> _Goal_: Sift the material for lines containing "JSON", and return them.

★ ★ ★ ★ ★ ★ ★

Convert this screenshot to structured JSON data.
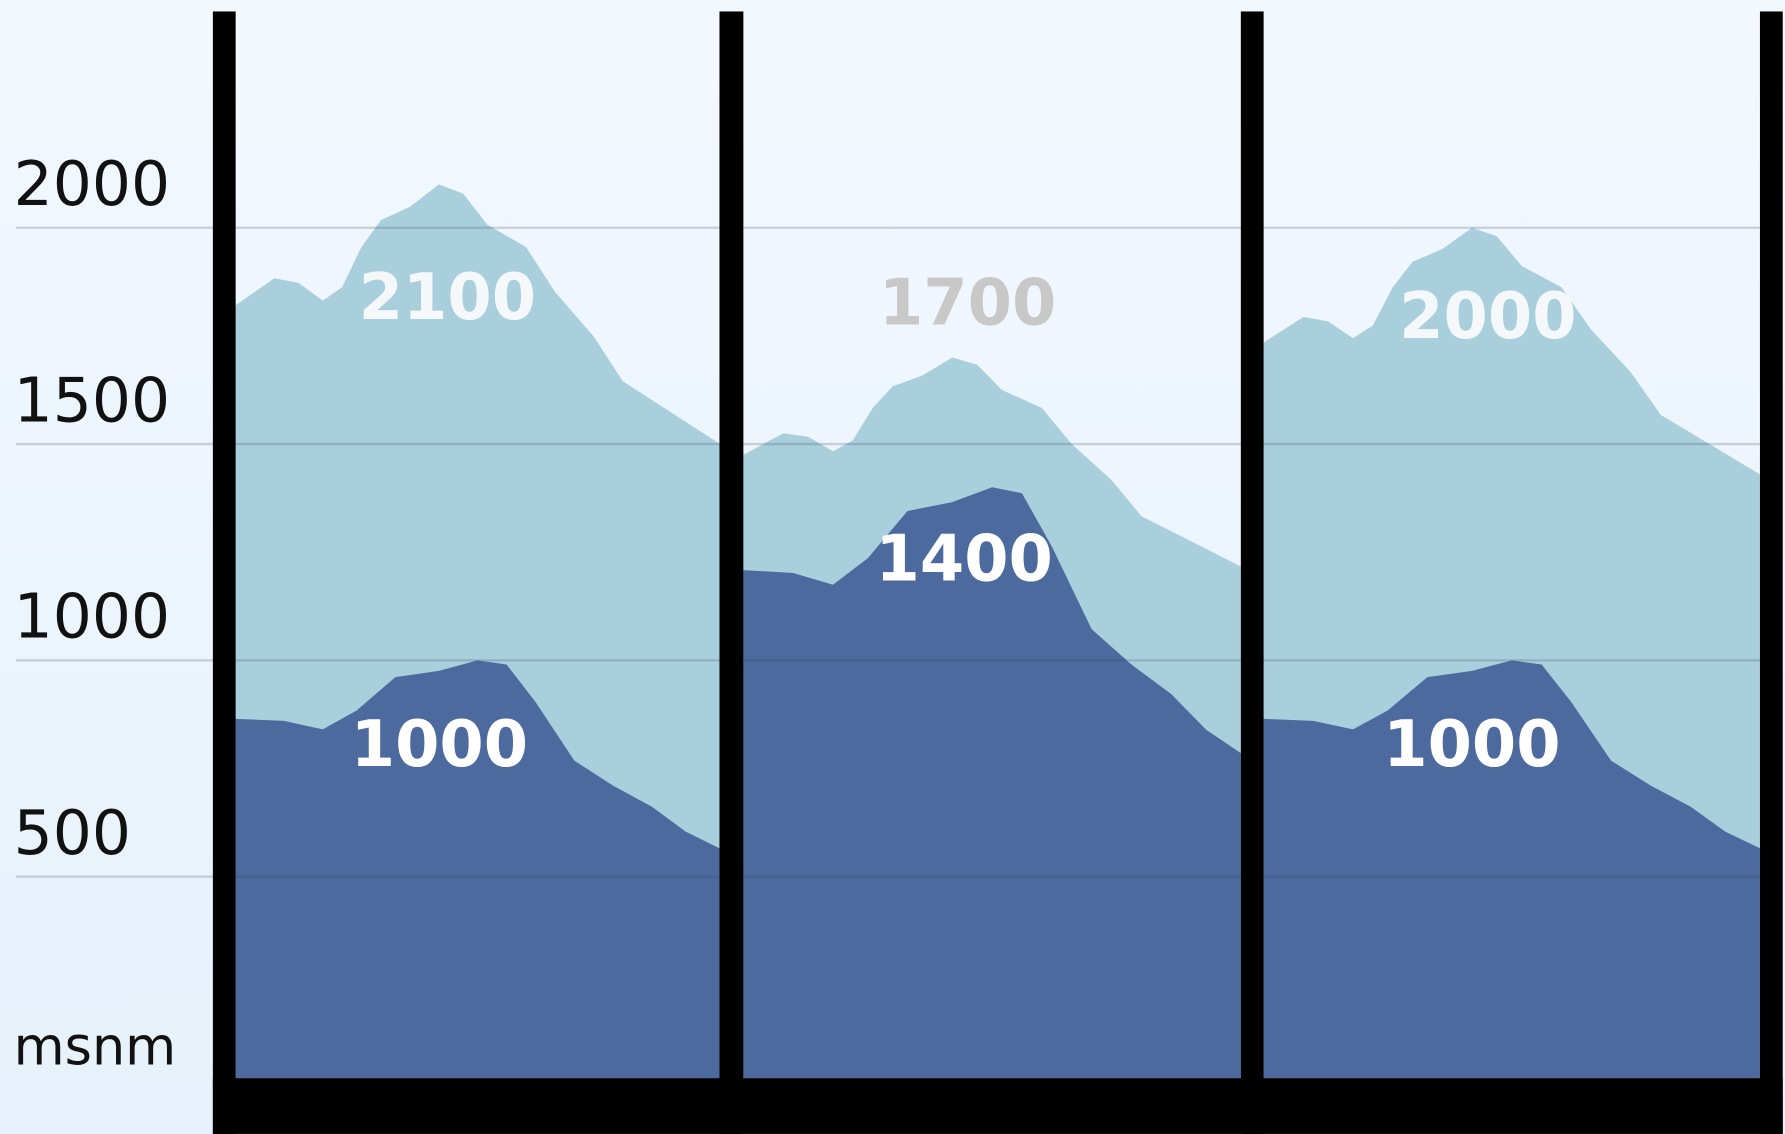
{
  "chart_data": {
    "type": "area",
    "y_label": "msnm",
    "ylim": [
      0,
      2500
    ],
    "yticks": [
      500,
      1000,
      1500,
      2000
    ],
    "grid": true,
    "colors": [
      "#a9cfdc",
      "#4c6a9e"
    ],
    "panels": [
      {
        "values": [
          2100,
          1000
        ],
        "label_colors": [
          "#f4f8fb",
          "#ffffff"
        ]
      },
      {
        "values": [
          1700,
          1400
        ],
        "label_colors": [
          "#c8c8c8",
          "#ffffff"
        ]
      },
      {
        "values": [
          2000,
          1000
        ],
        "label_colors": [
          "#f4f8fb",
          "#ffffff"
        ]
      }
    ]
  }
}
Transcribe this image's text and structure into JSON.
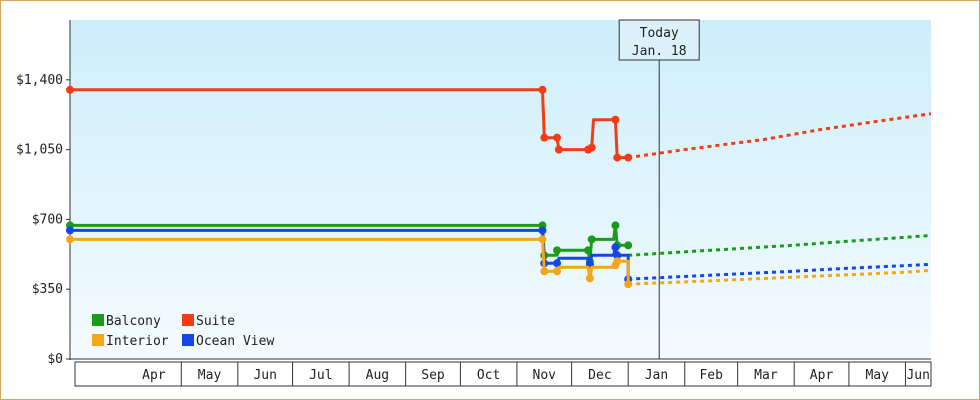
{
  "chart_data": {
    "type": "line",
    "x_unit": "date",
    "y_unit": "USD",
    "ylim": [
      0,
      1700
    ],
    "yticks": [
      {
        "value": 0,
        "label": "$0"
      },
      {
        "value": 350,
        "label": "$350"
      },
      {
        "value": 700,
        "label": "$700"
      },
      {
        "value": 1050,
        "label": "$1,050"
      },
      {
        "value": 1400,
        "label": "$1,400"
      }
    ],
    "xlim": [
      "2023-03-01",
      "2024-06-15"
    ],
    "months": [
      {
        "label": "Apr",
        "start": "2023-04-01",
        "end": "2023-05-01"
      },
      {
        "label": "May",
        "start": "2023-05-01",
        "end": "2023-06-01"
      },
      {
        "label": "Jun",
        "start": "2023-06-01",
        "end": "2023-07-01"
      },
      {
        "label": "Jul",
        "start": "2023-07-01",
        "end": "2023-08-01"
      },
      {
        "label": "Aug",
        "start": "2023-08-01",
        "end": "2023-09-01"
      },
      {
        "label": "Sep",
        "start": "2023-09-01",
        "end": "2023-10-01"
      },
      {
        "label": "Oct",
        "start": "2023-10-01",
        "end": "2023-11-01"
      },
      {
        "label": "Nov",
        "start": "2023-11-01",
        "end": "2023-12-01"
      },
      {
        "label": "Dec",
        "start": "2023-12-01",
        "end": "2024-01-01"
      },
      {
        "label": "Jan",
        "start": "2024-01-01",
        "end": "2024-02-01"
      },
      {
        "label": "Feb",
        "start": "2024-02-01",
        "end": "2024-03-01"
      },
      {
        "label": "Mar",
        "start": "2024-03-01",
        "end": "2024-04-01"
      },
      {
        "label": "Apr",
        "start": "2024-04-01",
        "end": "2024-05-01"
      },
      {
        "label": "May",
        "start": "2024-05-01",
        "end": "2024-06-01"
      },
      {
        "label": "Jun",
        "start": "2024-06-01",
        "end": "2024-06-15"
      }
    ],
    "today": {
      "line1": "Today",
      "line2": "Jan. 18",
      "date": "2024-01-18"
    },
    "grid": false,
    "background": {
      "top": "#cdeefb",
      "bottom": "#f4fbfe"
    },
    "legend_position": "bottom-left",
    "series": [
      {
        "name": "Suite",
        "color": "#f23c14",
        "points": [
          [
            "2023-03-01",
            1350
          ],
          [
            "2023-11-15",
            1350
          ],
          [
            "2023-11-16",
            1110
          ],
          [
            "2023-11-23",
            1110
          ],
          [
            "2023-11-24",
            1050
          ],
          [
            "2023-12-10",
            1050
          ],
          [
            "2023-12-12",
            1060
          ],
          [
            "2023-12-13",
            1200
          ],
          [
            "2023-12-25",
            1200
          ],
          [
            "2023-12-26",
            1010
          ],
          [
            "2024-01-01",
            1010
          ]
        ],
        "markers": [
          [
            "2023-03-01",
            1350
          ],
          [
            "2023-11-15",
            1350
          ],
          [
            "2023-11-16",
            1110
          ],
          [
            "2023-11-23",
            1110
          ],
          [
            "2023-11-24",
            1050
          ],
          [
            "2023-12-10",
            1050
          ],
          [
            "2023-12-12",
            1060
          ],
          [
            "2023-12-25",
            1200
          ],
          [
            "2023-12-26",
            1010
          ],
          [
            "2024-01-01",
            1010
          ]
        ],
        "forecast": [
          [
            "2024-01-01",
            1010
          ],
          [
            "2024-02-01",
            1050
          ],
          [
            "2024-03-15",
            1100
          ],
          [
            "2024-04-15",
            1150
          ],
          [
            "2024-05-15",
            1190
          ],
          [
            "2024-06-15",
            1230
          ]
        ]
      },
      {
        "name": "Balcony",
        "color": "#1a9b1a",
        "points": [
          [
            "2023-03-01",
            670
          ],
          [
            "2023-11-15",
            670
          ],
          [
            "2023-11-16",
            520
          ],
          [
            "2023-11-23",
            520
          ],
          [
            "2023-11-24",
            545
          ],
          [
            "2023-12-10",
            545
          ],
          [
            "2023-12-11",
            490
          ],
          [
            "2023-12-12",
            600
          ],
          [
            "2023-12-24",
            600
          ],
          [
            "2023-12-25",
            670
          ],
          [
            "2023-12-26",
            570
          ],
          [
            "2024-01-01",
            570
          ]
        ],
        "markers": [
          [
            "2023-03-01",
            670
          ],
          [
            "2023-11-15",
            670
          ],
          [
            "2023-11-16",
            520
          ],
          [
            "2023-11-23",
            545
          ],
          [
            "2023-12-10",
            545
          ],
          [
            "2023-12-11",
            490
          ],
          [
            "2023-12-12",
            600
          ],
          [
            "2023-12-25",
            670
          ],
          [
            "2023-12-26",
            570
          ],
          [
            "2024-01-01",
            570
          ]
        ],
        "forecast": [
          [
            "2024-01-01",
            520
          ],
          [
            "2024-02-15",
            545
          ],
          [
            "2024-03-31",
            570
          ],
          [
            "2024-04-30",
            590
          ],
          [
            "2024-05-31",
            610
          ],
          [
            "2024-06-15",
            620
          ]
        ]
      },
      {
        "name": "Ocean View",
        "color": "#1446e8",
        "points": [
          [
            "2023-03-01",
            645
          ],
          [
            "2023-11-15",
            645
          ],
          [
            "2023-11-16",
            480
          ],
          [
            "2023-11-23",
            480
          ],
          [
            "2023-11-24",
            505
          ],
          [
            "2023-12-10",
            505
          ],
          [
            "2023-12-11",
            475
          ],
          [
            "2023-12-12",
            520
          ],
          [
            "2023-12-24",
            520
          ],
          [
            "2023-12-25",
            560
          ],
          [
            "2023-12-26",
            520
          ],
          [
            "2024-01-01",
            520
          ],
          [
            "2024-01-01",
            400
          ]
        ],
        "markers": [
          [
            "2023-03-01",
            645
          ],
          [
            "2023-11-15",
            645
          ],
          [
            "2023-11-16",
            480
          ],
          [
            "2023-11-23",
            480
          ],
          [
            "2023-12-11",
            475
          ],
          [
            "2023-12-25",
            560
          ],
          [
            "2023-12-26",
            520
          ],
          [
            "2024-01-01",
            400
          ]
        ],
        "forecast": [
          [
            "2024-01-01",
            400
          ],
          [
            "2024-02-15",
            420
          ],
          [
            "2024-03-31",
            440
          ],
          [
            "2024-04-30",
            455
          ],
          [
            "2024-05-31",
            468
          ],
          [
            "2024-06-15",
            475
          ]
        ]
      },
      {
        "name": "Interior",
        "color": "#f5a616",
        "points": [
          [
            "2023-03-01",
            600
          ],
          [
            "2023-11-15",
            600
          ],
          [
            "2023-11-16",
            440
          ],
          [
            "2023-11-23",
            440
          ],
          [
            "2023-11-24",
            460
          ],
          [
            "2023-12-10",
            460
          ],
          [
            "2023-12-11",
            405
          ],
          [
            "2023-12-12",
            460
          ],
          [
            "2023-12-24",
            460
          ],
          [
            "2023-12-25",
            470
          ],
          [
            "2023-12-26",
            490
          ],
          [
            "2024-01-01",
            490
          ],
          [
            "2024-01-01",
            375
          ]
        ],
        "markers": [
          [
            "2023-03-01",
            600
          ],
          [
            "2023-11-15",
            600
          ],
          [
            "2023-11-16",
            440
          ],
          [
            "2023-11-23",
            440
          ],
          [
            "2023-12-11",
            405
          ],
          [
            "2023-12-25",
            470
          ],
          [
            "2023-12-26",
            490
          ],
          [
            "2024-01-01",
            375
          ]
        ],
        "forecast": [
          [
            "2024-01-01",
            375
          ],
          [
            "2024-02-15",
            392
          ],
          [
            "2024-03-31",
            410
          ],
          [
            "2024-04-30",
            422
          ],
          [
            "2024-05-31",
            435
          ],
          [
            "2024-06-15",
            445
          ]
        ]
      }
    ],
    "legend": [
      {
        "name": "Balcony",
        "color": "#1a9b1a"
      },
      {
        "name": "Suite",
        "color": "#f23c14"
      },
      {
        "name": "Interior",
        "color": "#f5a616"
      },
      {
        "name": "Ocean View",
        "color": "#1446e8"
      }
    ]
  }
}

★ ★ ★ ★ ★ ★ ★

> _Result for this task_:
Convert this screenshot to structured JSON data.
Transcribe this image's text and structure into JSON.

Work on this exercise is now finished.